Text:
(begin)

I loved the three-storey, sun-blackened wooden chalets with their steeply-pitched tiled rooves and window boxes crammed with bright red geraniums and petunias.

Even the bell-toting cows were pretty. They played ding-dong melodies as they ambled around green hillsides, converting grass sprinkled with wildflowers into high-fat milk for the delicious cheese, yoghurt and chocolate I consumed in alarming quantities every day.
Switzerland's superb transport system is one of her many charms. It enables mere mortals to masquerade as serious hikers or even mountaineers.

You can ascend the equivalent of Aorangi-Mt Cook in around 15-20 minutes, pretend you've spent all day hiking up, look suitably exhausted and exhilarated, indulge in hearty alpine fare at a mountain restaurant, bask in sunshine amid the majesty of lofty 4000-metre mountain peaks and hike down the track or catch a cable-car.

There must have been something in the air — I felt a heady sense of effervescence bubbling up inside me like spritzig in a glass of prosecco the whole time I was there. Perhaps it was the breath-taking scenery or the altitude? Or maybe the wonderful sense of achievement that a mere mortal like me could hike the Bear Trek ... with a little help along the way.

(end)

Visual layout records:
(begin)

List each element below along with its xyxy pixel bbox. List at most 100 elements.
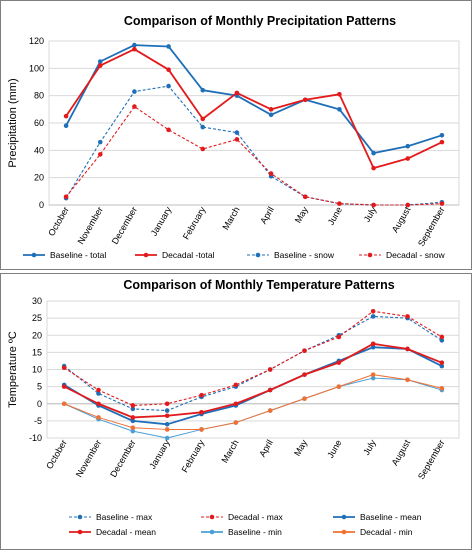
- precip-x-tick-label: January: [149, 205, 174, 238]
- temp-y-tick-label: -5: [34, 416, 42, 426]
- temp-data-point-decadal-max: [439, 334, 445, 340]
- temp-data-point-decadal-mean: [130, 415, 136, 420]
- temp-series-line-decadal-min: [63, 374, 442, 430]
- temp-data-point-decadal-min: [267, 408, 273, 413]
- temp-data-point-decadal-min: [336, 384, 342, 389]
- temp-data-point-decadal-mean: [267, 387, 273, 393]
- precip-data-point-baseline-total: [132, 42, 137, 48]
- temp-x-tick-label: October: [44, 438, 69, 471]
- precip-data-point-baseline-total: [97, 59, 103, 64]
- precip-data-point-decadal-snow: [97, 152, 103, 157]
- temp-legend-label: Baseline - mean: [360, 512, 422, 522]
- precip-legend-label: Baseline - snow: [274, 250, 335, 260]
- precip-data-point-decadal-snow: [234, 137, 240, 142]
- temp-y-tick-label: 10: [32, 365, 42, 375]
- temp-data-point-baseline-max: [439, 338, 445, 343]
- temp-data-point-decadal-min: [302, 396, 307, 401]
- precip-y-tick-label: 40: [34, 145, 44, 155]
- precip-data-point-decadal-snow: [439, 201, 445, 206]
- precipitation-chart-panel: Comparison of Monthly Precipitation Patt…: [0, 0, 472, 270]
- precip-data-point-decadal-snow: [337, 201, 342, 206]
- temp-x-tick-label: April: [257, 438, 275, 459]
- precip-y-tick-label: 100: [29, 63, 44, 73]
- temp-x-tick-label: March: [219, 438, 240, 465]
- precip-data-point-decadal-snow: [132, 104, 137, 109]
- temp-data-point-decadal-max: [130, 403, 136, 408]
- precip-data-point-baseline-total: [200, 87, 206, 93]
- temp-data-point-baseline-max: [130, 406, 136, 412]
- temp-data-point-decadal-min: [199, 427, 204, 432]
- precip-data-point-decadal-snow: [200, 146, 206, 152]
- temp-data-point-decadal-mean: [336, 360, 342, 365]
- precip-x-tick-label: July: [362, 205, 379, 224]
- precip-data-point-baseline-total: [371, 150, 376, 156]
- precip-data-point-decadal-total: [166, 67, 171, 72]
- precip-data-point-decadal-total: [371, 165, 376, 171]
- temp-data-point-baseline-min: [164, 435, 170, 441]
- temp-data-point-baseline-min: [130, 428, 136, 434]
- temp-data-point-decadal-min: [130, 425, 136, 431]
- precip-data-point-baseline-snow: [200, 124, 206, 130]
- precip-x-tick-label: April: [258, 205, 276, 226]
- temp-data-point-baseline-mean: [164, 422, 170, 427]
- temp-data-point-decadal-mean: [370, 341, 376, 347]
- precip-x-tick-label: March: [220, 205, 241, 232]
- temp-data-point-decadal-min: [61, 401, 67, 407]
- temp-legend-marker: [77, 514, 83, 520]
- temperature-chart: Comparison of Monthly Temperature Patter…: [7, 278, 460, 537]
- temp-series-line-baseline-max: [63, 315, 443, 412]
- temp-x-tick-label: November: [74, 438, 103, 479]
- precip-x-tick-label: December: [110, 205, 139, 246]
- precip-y-tick-label: 120: [29, 36, 44, 46]
- precip-data-point-decadal-total: [234, 90, 240, 96]
- temp-data-point-decadal-mean: [439, 360, 445, 365]
- temp-chart-title: Comparison of Monthly Temperature Patter…: [123, 278, 394, 292]
- precip-y-axis-title: Precipitation (mm): [7, 78, 19, 167]
- temp-y-tick-label: 15: [32, 347, 42, 357]
- temp-x-tick-label: September: [416, 438, 447, 481]
- temp-data-point-decadal-max: [199, 392, 204, 398]
- precip-data-point-baseline-total: [63, 123, 69, 129]
- temp-y-axis-title: Temperature ºC: [7, 331, 19, 408]
- precip-data-point-decadal-total: [97, 63, 103, 68]
- temp-y-tick-label: 5: [37, 382, 42, 392]
- precip-x-tick-label: November: [76, 205, 105, 246]
- precip-data-point-baseline-total: [268, 112, 274, 118]
- precip-x-tick-label: August: [390, 205, 413, 235]
- precip-data-point-decadal-total: [302, 97, 308, 103]
- temp-y-tick-label: 0: [37, 399, 42, 409]
- precip-data-point-baseline-total: [405, 143, 411, 149]
- temp-data-point-decadal-mean: [61, 384, 67, 389]
- precip-legend-label: Baseline - total: [50, 250, 106, 260]
- temp-data-point-decadal-min: [405, 377, 410, 383]
- temp-data-point-baseline-max: [164, 408, 170, 413]
- temp-plot-area: [46, 300, 460, 439]
- precip-data-point-decadal-total: [439, 139, 445, 145]
- precip-data-point-baseline-total: [166, 44, 171, 49]
- temp-legend-marker: [209, 529, 215, 535]
- temp-series-line-decadal-max: [63, 310, 443, 407]
- temp-data-point-decadal-max: [96, 387, 101, 393]
- precip-data-point-baseline-snow: [166, 83, 171, 89]
- temp-legend-label: Decadal - mean: [96, 527, 156, 537]
- precip-data-point-decadal-snow: [405, 202, 411, 208]
- precip-series-line-decadal-snow: [65, 106, 442, 206]
- temp-legend-marker: [341, 514, 347, 520]
- precip-legend-label: Decadal - snow: [386, 250, 445, 260]
- temp-x-tick-label: January: [147, 438, 172, 471]
- precip-legend-marker: [31, 252, 37, 258]
- precip-x-tick-label: May: [293, 205, 310, 225]
- precip-data-point-baseline-snow: [132, 89, 137, 94]
- temp-data-point-decadal-mean: [164, 413, 170, 419]
- temp-x-tick-label: August: [390, 438, 413, 468]
- precip-data-point-decadal-total: [337, 92, 342, 97]
- precip-data-point-baseline-total: [439, 133, 445, 138]
- temp-legend-label: Decadal - min: [360, 527, 413, 537]
- precip-data-point-decadal-total: [63, 113, 69, 119]
- precip-data-point-baseline-snow: [97, 139, 103, 145]
- temp-legend-label: Decadal - max: [228, 512, 284, 522]
- temp-y-tick-label: 20: [32, 330, 42, 340]
- precip-legend-marker: [367, 252, 373, 258]
- temp-data-point-baseline-mean: [130, 418, 136, 424]
- temp-legend-label: Baseline - max: [96, 512, 153, 522]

(end)

Given problem 1: According to the text about Switzerland, how are ordinary people able to pass themselves off as serious hikers or mountaineers?
Given problem 2: In the text about Switzerland, what flowers were crammed into the chalets' window boxes?

Task solution 1: Switzerland's superb transport system makes it possible. It carries visitors up the equivalent of Aorangi-Mt Cook in around 15-20 minutes, so they can pretend they spent all day hiking up and then hike down the track or take a cable-car.

Task solution 2: Bright red geraniums and petunias.